*Instruções*
[a] Retorne, sem nenhuma alteração, o trecho do texto sobre Dª Lucilia que vai de "Quem, entrando no" até "incenso aos ídolos?", inclusive.
[b] Continue o texto sobre Dª Lucilia a partir do ponto em que ele termina.

*Trecho da página*
>>

Tal euforia serviu de ocasião para uma grave e profunda modificação na moda feminina. Dª Lucilia comentava que as senhoras, por usarem saias que iam até o tornozelo, tinham certa dificuldade para descer do bonde, pois um traje tão comprido fazia tropeçar nos degraus. Por estas e outras razões, os vestidos foram se encurtando, ao longo dos anos, até chegarem à altura dos joelhos. A cada encurtamento, Dª Lucilia via o perigo aumentar.
 — Deixe... Não tem nada! — respondia sempre uma despreocupada otimista.
Hoje, a polêmica mini-saia dos anos 60 e 70 já se tornou ultrapassada... “Deixe, não tem nada!” — continuam a repetir. De fato não há mais nada, pois todo o pudor foi destruído.
O “estouro da boiada”
Quem, entrando no Coliseu romano, não terá sido tomado por uma sensação de respeito e veneração, pensando na lealdade dos milhares de mártires que ali foram devorados pelas feras, por se recusarem a queimar incenso aos ídolos?
Não menor, e por certo mais subtil, tem de ser o heroísmo de alguém que queira manter a integridade dos princípios ensinados pela Santa Igreja, numa sociedade que caminha em rumo oposto à verdade e ao bem. É pelo pânico dos efeitos desta separação, em relação ao próprio ambiente, que milhões de pessoas cedem e espiritualmente perecem.
Perante a avassaladora onda forjada em Hollywood, a atitude de Dª Lucilia foi a de enfrentar com serenidade tudo quanto contundia suas convicções católicas.

<<

(Registros armazenados)
>>

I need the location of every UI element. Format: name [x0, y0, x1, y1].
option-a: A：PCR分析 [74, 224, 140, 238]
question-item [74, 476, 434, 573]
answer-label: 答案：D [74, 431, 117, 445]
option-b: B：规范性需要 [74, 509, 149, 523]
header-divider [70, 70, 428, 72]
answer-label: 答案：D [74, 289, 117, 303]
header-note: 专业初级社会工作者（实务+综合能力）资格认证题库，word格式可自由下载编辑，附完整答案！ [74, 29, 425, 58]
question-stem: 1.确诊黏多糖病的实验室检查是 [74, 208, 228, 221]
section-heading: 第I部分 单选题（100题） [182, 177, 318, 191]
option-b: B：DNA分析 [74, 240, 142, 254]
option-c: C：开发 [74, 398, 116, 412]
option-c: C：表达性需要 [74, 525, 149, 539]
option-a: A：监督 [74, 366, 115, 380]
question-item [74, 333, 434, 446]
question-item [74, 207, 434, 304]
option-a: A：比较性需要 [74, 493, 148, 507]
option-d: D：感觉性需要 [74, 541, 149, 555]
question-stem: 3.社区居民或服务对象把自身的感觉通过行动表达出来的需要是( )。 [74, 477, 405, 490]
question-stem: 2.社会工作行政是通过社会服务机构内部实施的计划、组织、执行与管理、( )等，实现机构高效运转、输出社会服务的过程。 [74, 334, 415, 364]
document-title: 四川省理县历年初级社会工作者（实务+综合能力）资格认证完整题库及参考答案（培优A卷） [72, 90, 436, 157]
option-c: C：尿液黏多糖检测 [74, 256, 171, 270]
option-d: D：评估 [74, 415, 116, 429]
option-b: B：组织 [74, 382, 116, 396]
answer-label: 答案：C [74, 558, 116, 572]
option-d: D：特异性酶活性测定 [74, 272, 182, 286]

<<

*Respostas*
[a]
Quem, entrando no Coliseu romano, não terá sido tomado por uma sensação de respeito e veneração, pensando na lealdade dos milhares de mártires que ali foram devorados pelas feras, por se recusarem a queimar incenso aos ídolos?

[b]
De futuro contaria ela, de modo discreto, embora manifestando toda a sua censura, um escândalo ocorrido por aquela ocasião em São Paulo. O fato passou-se entre famílias abastadas e, portanto, muito em destaque na sociedade.
Deixando sua esposa, um homem foi morar com certa senhora que também abandonara o marido, passando a viver ambos em regime de concubinato duplamente adúltero. Para conferir ares de legitimidade a seu péssimo proceder, foram ao Uruguai e, de lá voltando, fizeram constar terem-se casado no civil. Amigas e conhecidas ouviram, da própria concubina, que aquela união era verdadeiramente um “casamento”, o que redundava em equiparar o concubinato ao matrimônio. Manifestando por sua fisionomia toda a censura que o fato lhe causava, Dª Lucilia, ao narrar este episódio, acrescentava haver ainda naquela época restos de moral, razão pela qual o acontecido provocou em todos uma atitude de repúdio.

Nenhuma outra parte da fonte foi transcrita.